--- Begin ---
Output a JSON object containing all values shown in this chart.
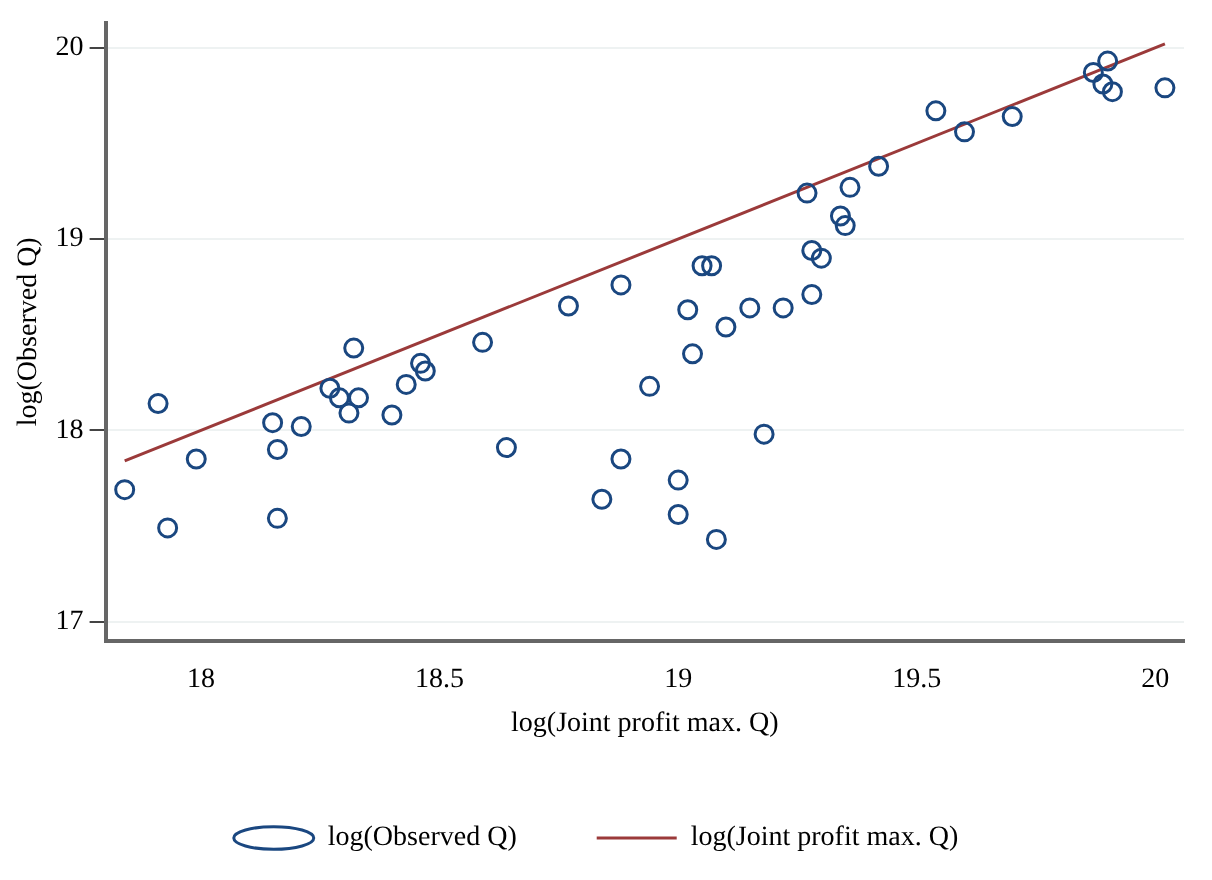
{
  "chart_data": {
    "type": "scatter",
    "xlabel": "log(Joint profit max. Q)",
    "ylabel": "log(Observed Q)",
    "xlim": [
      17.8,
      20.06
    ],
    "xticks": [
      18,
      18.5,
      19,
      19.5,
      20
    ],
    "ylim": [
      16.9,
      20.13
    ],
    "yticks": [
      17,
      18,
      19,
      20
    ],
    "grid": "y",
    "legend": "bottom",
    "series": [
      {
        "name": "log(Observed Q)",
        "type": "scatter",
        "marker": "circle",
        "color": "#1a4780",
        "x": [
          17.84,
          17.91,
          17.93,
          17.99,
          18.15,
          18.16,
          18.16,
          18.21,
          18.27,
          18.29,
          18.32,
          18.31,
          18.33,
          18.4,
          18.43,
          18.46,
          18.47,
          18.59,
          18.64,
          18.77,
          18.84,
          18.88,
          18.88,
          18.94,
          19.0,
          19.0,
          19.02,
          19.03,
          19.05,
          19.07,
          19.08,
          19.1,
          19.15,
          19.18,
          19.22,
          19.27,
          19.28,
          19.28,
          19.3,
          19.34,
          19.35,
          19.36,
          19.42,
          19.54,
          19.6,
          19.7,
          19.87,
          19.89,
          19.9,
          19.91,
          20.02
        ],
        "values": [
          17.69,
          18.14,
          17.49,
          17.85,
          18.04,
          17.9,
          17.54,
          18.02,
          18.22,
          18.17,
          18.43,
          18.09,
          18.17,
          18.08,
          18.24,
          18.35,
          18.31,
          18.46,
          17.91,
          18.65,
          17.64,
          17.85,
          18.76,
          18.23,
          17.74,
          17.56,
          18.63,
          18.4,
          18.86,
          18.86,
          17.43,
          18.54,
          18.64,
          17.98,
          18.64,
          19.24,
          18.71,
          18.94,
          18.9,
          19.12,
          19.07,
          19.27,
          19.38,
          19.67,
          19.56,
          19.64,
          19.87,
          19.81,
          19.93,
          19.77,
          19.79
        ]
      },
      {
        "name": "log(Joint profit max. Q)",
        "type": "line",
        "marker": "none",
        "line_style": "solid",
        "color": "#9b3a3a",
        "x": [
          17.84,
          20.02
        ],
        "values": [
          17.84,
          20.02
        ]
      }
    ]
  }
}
--- End ---
--- Begin ---
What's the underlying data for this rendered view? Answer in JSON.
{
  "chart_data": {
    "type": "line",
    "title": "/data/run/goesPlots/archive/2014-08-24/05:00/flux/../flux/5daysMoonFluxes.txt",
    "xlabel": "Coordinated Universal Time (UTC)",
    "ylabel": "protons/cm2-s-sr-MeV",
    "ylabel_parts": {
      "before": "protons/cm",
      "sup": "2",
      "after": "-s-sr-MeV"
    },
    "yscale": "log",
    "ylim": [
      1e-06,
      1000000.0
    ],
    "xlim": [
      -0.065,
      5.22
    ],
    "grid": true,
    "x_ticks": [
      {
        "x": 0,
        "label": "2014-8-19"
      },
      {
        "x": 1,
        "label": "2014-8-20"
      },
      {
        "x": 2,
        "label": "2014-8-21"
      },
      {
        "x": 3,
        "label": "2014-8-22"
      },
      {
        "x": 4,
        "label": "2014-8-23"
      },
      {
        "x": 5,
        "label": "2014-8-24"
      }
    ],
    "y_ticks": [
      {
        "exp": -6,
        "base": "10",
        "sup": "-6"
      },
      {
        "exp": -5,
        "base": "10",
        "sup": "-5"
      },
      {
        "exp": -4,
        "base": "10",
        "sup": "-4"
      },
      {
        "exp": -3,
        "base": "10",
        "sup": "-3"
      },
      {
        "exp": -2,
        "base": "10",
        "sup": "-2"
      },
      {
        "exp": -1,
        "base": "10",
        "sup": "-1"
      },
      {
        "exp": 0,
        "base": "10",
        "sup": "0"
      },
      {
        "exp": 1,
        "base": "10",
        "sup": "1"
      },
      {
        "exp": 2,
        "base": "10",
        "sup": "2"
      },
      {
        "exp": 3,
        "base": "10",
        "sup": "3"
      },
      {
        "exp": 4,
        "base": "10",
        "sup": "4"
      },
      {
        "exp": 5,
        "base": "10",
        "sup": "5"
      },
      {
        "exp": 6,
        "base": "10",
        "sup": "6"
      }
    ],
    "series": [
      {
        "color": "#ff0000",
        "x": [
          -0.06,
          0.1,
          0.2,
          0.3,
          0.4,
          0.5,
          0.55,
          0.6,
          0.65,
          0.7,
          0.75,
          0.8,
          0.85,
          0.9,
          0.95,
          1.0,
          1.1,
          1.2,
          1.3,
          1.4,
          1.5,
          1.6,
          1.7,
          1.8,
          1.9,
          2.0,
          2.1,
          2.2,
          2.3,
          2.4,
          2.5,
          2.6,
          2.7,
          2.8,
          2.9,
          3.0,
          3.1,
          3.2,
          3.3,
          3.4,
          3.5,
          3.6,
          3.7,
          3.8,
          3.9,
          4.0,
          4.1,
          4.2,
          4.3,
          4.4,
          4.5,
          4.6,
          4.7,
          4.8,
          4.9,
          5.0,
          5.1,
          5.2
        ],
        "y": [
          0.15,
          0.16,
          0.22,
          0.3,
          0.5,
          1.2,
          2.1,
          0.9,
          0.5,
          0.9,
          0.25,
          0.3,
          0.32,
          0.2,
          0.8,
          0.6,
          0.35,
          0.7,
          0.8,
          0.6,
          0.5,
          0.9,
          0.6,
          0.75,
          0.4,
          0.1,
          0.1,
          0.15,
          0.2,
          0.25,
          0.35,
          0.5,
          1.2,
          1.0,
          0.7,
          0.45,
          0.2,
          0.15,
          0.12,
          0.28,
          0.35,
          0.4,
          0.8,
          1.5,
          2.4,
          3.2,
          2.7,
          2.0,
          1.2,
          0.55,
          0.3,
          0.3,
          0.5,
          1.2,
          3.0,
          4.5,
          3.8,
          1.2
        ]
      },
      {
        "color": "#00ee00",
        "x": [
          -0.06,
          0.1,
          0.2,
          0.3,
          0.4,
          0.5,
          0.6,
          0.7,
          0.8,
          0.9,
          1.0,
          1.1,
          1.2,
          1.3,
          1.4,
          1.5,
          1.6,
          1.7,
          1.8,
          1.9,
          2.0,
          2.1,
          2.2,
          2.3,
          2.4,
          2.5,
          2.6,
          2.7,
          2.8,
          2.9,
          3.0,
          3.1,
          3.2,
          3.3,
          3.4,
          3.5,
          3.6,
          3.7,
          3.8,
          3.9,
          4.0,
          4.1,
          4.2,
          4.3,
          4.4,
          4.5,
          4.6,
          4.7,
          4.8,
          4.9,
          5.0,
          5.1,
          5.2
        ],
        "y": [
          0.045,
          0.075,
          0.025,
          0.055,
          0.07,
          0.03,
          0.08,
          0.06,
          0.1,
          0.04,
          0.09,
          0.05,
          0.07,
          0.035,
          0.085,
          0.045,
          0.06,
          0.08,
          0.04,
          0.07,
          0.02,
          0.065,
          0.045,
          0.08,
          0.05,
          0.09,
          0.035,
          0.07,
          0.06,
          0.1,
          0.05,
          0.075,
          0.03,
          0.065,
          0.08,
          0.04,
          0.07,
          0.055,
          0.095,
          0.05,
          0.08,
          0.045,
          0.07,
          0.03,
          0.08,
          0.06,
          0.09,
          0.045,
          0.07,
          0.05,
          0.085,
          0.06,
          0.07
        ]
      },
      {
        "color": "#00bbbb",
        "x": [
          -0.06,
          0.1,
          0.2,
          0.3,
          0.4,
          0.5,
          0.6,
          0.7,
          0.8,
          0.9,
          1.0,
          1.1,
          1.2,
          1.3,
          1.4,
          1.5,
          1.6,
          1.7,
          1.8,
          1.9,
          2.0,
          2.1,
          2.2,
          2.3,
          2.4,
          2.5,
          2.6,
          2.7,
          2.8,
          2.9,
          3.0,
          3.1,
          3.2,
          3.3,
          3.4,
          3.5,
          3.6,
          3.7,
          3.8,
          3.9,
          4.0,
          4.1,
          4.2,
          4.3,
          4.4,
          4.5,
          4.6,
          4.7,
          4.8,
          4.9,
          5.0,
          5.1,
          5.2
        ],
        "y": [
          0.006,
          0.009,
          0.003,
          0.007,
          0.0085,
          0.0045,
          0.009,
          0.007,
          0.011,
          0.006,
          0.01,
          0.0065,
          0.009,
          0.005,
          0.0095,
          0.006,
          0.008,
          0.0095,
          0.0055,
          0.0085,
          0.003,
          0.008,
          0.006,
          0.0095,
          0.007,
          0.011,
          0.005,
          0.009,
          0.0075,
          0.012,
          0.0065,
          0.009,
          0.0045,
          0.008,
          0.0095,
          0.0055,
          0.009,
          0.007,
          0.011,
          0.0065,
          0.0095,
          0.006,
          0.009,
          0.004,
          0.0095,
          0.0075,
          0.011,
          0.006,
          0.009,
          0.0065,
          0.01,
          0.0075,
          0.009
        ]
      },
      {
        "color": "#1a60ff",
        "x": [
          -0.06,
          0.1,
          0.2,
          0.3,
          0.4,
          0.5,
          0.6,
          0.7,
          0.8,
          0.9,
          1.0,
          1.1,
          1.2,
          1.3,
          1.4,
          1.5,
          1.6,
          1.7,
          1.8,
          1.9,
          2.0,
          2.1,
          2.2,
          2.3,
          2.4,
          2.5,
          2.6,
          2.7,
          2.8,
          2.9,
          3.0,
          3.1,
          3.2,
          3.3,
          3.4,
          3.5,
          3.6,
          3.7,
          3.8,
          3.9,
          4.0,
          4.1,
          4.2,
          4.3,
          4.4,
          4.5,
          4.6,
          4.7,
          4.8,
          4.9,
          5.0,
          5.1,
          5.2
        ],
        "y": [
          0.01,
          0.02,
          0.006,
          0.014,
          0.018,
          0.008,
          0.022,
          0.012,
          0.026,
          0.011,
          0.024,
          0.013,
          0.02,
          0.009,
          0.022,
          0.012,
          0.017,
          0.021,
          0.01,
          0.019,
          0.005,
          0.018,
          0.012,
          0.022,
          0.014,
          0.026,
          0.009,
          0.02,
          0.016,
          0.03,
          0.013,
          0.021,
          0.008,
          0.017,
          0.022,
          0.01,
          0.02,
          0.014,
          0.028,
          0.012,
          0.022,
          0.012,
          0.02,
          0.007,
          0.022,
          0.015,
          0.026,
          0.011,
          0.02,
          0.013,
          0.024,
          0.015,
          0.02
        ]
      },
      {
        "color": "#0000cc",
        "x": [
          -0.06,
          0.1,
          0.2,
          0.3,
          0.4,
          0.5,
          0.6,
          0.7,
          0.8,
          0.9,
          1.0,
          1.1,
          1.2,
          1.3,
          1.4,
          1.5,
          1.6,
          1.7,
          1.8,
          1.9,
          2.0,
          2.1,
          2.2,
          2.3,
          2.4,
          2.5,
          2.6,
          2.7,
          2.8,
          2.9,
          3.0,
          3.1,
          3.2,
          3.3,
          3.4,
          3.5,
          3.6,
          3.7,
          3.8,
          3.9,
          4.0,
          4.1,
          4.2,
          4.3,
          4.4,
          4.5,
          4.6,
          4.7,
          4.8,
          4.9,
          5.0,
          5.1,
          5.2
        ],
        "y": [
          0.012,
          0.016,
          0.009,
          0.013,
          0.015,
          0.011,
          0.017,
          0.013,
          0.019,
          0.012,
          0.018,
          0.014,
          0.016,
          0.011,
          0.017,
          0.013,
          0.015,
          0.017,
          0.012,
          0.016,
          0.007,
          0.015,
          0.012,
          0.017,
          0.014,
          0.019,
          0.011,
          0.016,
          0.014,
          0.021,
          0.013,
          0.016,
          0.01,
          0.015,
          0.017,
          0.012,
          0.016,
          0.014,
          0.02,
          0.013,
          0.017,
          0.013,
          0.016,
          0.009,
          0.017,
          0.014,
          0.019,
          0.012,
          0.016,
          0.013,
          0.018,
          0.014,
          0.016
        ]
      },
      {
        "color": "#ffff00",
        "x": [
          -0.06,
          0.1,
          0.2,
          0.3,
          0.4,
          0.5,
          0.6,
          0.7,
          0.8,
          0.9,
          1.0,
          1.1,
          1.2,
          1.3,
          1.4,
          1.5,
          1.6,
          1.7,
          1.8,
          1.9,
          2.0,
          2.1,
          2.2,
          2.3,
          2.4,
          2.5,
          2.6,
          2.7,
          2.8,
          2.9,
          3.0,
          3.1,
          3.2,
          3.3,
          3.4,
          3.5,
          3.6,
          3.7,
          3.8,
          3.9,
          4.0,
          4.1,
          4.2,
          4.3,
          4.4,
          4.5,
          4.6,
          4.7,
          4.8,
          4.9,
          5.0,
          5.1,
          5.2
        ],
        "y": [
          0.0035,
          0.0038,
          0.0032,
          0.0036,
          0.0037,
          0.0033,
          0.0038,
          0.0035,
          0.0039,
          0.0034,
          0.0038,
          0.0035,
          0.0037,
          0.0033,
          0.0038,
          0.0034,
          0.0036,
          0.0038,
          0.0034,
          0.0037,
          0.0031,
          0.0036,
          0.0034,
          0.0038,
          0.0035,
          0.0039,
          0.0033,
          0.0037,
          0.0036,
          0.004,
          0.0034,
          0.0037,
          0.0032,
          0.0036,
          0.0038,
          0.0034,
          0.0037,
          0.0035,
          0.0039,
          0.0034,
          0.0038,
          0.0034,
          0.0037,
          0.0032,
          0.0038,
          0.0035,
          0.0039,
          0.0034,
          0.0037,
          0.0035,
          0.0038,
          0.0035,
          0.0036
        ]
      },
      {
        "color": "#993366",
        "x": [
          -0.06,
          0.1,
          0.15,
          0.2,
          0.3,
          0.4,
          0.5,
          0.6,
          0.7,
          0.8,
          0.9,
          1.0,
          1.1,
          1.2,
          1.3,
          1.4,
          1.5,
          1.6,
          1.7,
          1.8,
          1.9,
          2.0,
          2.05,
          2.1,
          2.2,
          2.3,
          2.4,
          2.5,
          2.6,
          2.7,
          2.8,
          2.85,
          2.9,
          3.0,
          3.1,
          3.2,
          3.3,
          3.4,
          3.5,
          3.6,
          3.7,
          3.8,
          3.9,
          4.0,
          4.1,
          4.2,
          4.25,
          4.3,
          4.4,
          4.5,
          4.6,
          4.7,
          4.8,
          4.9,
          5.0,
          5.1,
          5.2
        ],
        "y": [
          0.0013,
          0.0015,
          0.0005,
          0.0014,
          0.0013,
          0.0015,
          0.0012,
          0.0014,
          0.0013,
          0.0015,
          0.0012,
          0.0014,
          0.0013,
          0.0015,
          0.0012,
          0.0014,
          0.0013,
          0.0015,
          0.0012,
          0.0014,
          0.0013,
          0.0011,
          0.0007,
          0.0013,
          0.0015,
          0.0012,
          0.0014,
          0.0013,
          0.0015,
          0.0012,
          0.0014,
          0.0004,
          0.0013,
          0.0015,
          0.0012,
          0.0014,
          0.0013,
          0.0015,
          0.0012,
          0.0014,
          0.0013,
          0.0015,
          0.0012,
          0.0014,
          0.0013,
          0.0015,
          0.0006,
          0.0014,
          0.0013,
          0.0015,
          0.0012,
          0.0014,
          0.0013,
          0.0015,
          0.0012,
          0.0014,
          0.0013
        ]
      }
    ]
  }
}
--- End ---
--- Begin ---
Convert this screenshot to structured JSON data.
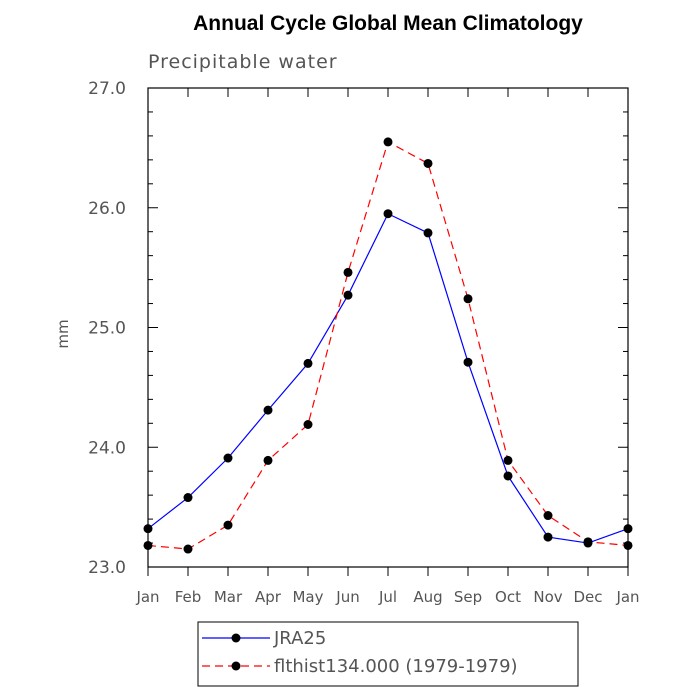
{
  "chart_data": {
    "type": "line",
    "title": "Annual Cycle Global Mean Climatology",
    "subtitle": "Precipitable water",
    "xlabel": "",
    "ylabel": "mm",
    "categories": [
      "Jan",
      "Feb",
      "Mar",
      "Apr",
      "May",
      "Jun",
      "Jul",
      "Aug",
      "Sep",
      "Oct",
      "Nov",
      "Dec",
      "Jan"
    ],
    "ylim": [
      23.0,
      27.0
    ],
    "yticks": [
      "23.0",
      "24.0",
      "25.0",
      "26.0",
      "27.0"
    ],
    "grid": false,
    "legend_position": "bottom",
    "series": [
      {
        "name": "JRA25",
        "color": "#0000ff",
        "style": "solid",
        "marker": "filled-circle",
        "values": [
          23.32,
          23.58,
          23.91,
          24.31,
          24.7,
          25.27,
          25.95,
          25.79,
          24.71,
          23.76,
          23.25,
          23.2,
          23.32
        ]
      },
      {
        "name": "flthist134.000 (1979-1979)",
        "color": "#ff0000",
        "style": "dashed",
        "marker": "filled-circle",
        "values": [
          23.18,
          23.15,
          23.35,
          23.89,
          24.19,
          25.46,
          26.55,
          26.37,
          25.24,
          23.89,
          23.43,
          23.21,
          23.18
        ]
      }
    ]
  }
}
--- End ---
▸ **The exercise**
Show all lines from the records above where the word "bottom" occurs.

▸ **Worked answer**
    "legend": "bottom",
    "legend_position": "bottom",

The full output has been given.